··· Provided data
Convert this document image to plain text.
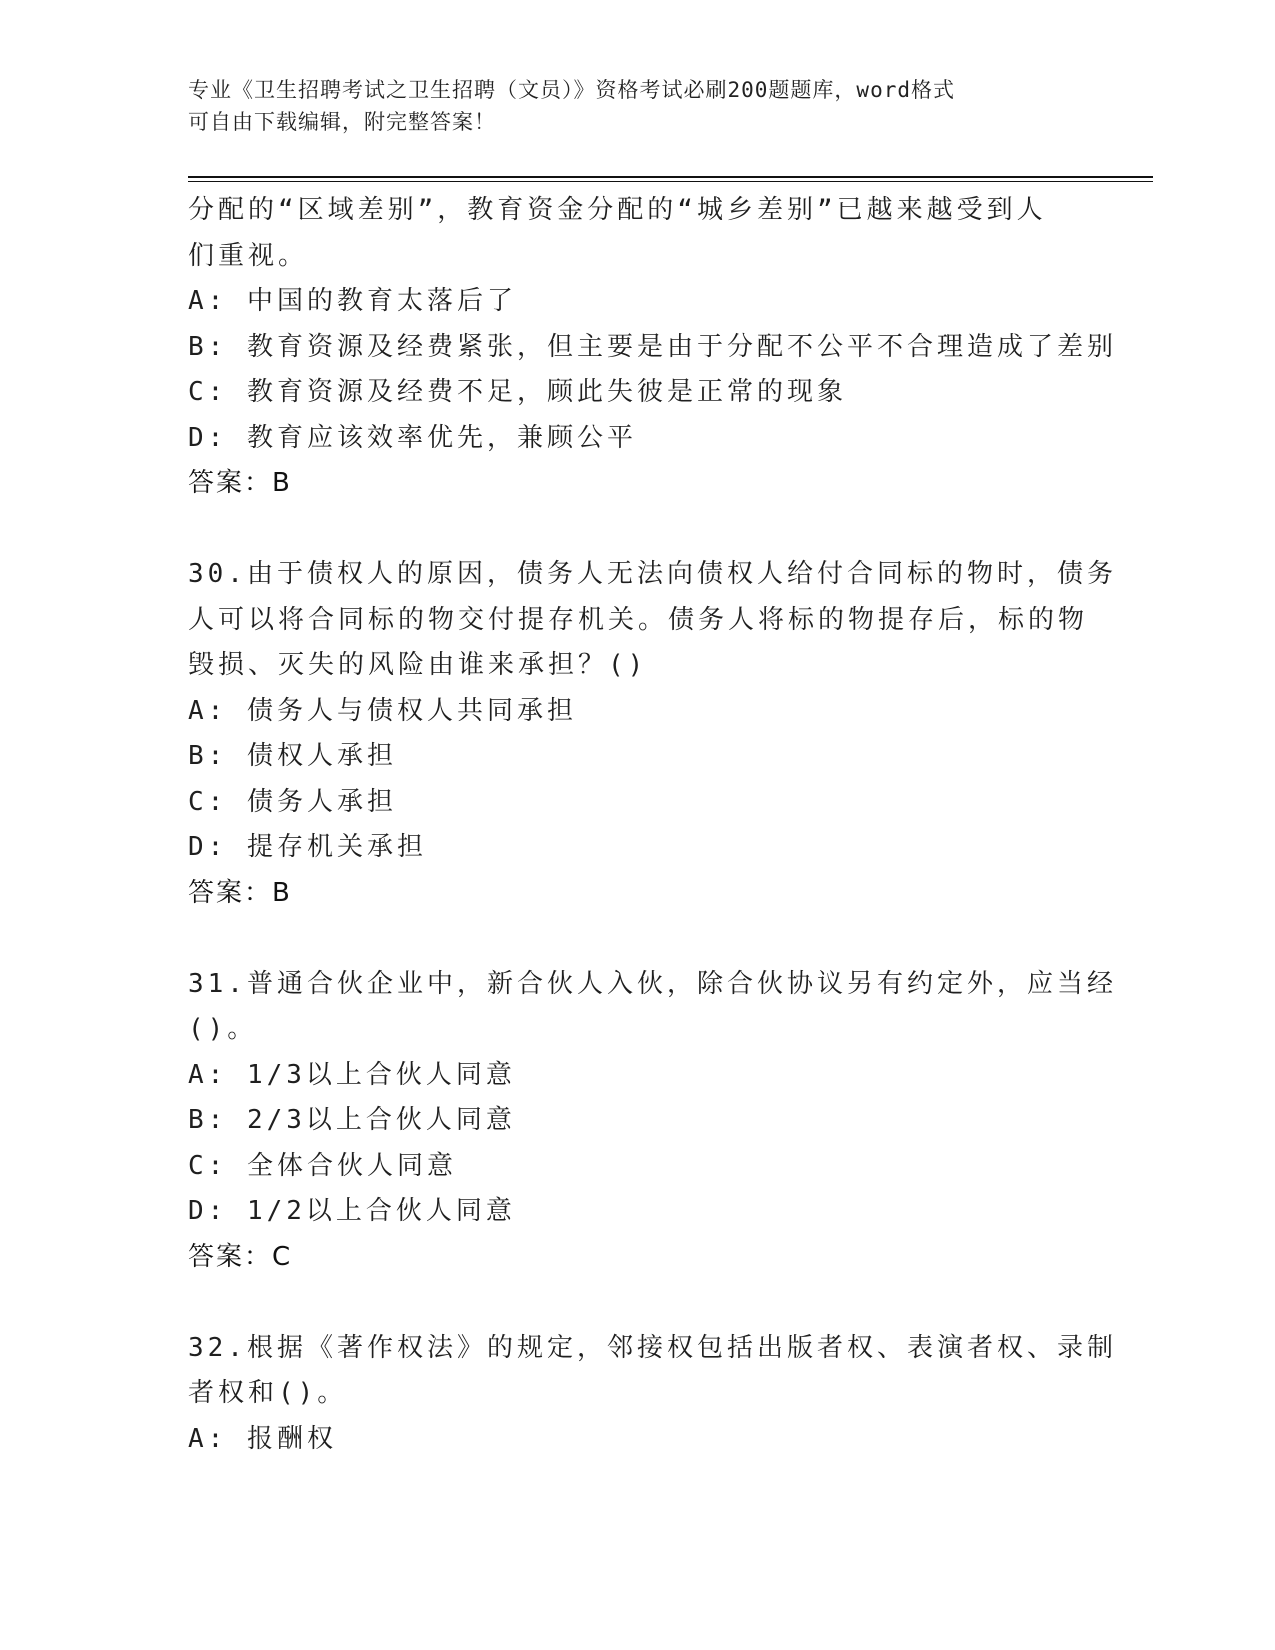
专业《卫生招聘考试之卫生招聘（文员）》资格考试必刷200题题库，word格式
可自由下载编辑，附完整答案！
分配的“区域差别”，教育资金分配的“城乡差别”已越来越受到人
们重视。
A: 中国的教育太落后了
B: 教育资源及经费紧张，但主要是由于分配不公平不合理造成了差别
C: 教育资源及经费不足，顾此失彼是正常的现象
D: 教育应该效率优先，兼顾公平
答案：B
30.由于债权人的原因，债务人无法向债权人给付合同标的物时，债务
人可以将合同标的物交付提存机关。债务人将标的物提存后，标的物
毁损、灭失的风险由谁来承担？()
A: 债务人与债权人共同承担
B: 债权人承担
C: 债务人承担
D: 提存机关承担
答案：B
31.普通合伙企业中，新合伙人入伙，除合伙协议另有约定外，应当经
()。
A: 1/3以上合伙人同意
B: 2/3以上合伙人同意
C: 全体合伙人同意
D: 1/2以上合伙人同意
答案：C
32.根据《著作权法》的规定，邻接权包括出版者权、表演者权、录制
者权和()。
A: 报酬权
······
Problem statement: Pictures are not part of the copy; output everything else in the records exactly.

Reply:
Convert this document image to plain text.
专业《卫生招聘考试之卫生招聘（文员）》资格考试必刷200题题库，word格式
可自由下载编辑，附完整答案！
分配的“区域差别”，教育资金分配的“城乡差别”已越来越受到人
们重视。
A: 中国的教育太落后了
B: 教育资源及经费紧张，但主要是由于分配不公平不合理造成了差别
C: 教育资源及经费不足，顾此失彼是正常的现象
D: 教育应该效率优先，兼顾公平
答案：B
30.由于债权人的原因，债务人无法向债权人给付合同标的物时，债务
人可以将合同标的物交付提存机关。债务人将标的物提存后，标的物
毁损、灭失的风险由谁来承担？()
A: 债务人与债权人共同承担
B: 债权人承担
C: 债务人承担
D: 提存机关承担
答案：B
31.普通合伙企业中，新合伙人入伙，除合伙协议另有约定外，应当经
()。
A: 1/3以上合伙人同意
B: 2/3以上合伙人同意
C: 全体合伙人同意
D: 1/2以上合伙人同意
答案：C
32.根据《著作权法》的规定，邻接权包括出版者权、表演者权、录制
者权和()。
A: 报酬权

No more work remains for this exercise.